+++ STORED ROWS +++

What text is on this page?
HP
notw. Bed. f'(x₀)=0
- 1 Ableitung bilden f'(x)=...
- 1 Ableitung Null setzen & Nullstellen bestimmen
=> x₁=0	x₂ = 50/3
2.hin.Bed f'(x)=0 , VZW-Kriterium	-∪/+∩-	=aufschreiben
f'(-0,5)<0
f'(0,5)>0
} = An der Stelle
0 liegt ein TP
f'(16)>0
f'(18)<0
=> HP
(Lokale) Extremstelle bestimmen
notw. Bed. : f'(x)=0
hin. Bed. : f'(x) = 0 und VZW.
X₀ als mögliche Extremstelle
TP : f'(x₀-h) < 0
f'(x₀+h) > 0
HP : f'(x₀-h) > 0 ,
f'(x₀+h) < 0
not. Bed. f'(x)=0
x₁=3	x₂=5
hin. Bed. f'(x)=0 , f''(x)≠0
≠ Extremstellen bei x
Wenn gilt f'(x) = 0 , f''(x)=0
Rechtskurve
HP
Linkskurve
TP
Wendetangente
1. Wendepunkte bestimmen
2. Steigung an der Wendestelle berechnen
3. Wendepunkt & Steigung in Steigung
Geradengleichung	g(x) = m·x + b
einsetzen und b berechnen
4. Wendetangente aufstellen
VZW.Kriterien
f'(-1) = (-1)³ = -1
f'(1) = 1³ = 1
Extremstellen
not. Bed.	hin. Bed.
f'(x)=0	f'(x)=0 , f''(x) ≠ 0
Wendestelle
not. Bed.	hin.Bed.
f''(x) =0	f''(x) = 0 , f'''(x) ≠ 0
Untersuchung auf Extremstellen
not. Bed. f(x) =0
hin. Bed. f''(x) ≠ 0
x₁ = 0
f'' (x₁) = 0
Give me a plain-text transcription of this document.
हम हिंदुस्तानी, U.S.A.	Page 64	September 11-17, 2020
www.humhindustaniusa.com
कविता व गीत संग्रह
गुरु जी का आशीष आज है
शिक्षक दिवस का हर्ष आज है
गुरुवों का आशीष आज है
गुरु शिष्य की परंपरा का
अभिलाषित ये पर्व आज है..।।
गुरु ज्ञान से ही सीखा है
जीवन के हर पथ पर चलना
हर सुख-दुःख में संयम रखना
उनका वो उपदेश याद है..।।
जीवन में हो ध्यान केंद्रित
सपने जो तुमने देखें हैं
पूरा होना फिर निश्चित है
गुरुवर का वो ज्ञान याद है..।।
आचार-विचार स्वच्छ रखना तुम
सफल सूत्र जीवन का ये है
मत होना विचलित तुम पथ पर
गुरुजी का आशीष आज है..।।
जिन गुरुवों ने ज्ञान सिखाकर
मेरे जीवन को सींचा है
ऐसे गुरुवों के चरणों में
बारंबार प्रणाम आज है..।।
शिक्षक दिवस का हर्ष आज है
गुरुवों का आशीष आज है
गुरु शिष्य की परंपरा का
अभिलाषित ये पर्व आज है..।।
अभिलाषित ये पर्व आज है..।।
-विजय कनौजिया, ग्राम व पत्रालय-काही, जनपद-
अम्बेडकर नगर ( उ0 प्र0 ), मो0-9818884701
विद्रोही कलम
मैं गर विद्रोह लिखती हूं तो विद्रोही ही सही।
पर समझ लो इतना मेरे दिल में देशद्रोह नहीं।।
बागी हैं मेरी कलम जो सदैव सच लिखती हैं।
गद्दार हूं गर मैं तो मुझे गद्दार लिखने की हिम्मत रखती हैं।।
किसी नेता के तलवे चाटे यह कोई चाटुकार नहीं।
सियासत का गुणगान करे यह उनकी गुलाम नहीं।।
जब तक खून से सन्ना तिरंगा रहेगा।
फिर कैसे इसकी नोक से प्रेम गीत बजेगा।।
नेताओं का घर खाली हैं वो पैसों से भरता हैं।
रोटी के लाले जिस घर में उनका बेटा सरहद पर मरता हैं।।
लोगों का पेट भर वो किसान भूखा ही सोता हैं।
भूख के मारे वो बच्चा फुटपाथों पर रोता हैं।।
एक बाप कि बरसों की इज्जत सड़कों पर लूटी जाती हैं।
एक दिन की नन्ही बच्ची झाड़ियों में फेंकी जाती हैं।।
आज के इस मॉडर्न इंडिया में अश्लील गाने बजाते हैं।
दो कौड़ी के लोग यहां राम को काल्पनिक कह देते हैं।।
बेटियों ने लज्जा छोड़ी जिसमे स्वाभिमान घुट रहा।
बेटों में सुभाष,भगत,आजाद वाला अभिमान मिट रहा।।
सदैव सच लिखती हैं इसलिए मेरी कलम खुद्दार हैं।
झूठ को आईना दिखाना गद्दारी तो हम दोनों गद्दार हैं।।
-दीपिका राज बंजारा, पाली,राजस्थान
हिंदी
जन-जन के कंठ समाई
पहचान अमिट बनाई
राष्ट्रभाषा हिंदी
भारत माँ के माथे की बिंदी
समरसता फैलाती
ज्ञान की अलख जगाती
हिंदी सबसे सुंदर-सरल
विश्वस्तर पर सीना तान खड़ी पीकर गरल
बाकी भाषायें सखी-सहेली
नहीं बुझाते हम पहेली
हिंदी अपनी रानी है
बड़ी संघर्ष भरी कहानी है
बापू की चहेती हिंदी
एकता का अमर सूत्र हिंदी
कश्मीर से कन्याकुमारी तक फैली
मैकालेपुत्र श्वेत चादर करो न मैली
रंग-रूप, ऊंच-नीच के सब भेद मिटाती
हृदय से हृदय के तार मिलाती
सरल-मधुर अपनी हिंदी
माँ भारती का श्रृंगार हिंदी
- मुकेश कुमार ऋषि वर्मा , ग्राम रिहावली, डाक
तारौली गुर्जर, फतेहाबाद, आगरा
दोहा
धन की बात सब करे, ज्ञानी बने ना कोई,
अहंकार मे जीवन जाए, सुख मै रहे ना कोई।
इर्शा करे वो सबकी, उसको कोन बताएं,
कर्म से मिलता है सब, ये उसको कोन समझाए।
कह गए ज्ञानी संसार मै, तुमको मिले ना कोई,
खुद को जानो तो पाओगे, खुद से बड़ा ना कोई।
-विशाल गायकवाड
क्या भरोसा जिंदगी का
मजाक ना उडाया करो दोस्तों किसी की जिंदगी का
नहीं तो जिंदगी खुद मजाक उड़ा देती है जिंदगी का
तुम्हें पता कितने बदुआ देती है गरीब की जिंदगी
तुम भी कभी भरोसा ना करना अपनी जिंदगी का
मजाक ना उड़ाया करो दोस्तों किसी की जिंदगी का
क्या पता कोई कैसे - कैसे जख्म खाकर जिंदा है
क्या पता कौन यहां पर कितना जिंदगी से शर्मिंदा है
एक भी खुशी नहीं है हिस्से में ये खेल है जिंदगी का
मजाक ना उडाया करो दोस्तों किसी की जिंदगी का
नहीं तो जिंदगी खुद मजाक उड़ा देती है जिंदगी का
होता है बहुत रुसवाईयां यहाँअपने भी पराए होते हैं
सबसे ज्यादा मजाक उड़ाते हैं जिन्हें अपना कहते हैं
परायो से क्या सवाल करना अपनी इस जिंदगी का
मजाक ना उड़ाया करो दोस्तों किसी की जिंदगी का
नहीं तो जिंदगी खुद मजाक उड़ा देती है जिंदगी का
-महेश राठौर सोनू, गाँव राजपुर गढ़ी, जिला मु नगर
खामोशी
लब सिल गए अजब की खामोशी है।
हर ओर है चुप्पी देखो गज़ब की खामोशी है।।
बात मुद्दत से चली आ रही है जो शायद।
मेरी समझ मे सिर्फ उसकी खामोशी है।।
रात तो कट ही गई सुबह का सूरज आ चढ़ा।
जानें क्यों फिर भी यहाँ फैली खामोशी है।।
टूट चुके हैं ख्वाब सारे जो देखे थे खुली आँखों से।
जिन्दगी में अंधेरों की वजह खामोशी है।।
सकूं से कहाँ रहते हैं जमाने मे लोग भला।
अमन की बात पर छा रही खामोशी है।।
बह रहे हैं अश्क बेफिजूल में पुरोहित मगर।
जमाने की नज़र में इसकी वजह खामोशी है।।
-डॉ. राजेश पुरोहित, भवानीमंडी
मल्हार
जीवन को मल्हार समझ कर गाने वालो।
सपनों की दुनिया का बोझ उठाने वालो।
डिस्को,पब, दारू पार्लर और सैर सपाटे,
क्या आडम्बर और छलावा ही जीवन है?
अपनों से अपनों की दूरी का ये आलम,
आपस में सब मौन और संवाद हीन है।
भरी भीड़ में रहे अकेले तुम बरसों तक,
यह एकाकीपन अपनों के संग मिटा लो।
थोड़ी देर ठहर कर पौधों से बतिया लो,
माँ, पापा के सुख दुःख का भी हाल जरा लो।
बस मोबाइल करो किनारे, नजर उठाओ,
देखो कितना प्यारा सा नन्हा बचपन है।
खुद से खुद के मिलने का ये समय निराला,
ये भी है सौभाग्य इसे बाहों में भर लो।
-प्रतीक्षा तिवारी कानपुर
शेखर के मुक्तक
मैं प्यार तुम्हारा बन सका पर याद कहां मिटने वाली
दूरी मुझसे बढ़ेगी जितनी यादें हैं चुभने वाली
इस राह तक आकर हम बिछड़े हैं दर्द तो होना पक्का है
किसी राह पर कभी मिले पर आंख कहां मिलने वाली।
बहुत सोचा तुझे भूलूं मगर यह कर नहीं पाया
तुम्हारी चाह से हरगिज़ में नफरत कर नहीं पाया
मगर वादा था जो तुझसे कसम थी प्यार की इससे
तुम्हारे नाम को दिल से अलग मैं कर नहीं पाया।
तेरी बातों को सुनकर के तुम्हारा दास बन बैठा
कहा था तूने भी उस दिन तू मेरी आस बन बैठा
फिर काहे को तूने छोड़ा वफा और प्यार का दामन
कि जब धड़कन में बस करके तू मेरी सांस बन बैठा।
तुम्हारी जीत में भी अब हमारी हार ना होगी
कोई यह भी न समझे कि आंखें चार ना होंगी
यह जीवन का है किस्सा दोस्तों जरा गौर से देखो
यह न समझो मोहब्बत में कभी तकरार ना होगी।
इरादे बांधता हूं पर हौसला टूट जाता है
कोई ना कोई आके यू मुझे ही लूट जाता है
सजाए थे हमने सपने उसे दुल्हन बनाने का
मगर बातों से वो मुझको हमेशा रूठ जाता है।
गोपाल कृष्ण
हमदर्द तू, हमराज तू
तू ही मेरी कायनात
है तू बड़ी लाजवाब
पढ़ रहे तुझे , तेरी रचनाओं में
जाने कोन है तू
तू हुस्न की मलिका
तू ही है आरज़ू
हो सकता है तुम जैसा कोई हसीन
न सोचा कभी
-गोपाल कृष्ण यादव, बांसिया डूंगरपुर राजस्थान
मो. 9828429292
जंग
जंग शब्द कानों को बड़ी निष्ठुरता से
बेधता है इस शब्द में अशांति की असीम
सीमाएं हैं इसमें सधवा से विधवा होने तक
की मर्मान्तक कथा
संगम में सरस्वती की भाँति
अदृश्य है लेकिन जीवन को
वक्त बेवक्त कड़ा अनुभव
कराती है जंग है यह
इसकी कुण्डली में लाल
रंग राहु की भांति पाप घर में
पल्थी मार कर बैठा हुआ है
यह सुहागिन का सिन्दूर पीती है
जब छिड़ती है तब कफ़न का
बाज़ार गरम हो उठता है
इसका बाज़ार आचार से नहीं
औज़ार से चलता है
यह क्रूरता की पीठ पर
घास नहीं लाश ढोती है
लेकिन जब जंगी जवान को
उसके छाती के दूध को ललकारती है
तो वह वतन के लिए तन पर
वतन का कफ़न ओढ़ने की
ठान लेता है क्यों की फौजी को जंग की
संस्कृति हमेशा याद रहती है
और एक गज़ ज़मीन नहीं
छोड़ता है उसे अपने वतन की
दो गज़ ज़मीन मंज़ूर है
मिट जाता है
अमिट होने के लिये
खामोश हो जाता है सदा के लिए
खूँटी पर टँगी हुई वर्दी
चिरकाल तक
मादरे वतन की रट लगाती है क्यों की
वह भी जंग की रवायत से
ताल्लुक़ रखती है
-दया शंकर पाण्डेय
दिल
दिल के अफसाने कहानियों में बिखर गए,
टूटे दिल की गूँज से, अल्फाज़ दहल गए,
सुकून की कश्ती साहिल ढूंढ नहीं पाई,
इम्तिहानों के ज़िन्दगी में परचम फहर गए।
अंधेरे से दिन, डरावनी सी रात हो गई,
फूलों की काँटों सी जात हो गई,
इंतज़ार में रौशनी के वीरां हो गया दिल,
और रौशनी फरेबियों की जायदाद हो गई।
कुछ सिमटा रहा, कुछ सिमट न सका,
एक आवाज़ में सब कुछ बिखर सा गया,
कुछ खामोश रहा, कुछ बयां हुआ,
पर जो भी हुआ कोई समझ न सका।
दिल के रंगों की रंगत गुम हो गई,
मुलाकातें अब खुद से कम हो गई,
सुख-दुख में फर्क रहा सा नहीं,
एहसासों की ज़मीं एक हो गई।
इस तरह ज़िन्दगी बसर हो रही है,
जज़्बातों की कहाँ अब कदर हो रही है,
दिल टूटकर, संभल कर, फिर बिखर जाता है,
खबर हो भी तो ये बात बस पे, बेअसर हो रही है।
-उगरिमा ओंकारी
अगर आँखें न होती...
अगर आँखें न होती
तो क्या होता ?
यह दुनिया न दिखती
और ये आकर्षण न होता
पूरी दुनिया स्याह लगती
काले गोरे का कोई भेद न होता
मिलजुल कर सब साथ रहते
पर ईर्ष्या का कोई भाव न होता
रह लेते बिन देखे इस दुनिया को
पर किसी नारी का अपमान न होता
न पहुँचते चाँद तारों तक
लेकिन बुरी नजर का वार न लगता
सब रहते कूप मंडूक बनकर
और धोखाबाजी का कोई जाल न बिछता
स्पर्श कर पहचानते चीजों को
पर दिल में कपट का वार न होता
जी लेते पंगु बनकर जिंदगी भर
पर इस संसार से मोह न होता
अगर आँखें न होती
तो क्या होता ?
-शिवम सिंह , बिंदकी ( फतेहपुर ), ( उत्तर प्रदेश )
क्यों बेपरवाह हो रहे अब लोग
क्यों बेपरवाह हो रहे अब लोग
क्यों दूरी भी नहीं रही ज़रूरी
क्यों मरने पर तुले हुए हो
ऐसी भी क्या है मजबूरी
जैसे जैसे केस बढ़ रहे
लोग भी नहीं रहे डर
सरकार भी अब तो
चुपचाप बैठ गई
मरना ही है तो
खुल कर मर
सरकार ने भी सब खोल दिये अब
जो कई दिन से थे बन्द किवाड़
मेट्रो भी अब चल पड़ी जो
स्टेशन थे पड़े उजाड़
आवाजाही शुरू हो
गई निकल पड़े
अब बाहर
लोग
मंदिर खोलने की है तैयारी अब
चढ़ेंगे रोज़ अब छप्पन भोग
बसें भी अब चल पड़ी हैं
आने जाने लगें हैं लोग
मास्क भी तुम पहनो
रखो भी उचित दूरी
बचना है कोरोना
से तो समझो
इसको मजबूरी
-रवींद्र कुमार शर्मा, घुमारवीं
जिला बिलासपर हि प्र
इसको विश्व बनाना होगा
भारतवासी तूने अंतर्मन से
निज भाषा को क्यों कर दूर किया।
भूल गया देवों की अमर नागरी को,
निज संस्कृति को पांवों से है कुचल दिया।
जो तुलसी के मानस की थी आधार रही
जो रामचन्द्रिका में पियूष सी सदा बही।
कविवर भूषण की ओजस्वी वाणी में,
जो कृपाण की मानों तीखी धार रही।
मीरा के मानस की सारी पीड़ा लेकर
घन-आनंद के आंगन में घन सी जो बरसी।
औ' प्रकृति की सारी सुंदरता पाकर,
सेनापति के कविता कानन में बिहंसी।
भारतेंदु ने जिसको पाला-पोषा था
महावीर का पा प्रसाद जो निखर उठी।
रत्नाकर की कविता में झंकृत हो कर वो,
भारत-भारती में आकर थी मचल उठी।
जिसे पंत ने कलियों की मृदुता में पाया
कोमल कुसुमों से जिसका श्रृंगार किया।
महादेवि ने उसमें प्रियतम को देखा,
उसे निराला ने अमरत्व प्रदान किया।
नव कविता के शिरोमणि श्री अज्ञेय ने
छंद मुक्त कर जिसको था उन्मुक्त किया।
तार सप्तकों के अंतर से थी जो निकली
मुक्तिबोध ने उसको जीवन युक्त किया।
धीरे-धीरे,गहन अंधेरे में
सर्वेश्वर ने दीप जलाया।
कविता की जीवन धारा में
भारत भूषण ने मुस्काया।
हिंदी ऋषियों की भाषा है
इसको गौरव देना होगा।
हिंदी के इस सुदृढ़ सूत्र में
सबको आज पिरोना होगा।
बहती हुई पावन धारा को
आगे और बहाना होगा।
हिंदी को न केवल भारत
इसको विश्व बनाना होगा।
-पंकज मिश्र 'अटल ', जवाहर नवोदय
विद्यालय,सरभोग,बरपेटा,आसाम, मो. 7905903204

+++

> _EXERCISE BRIEF_
Locate all lines that include the word "Wendetangente" and copy them out.

> _THE RESULT_
Wendetangente
4. Wendetangente aufstellen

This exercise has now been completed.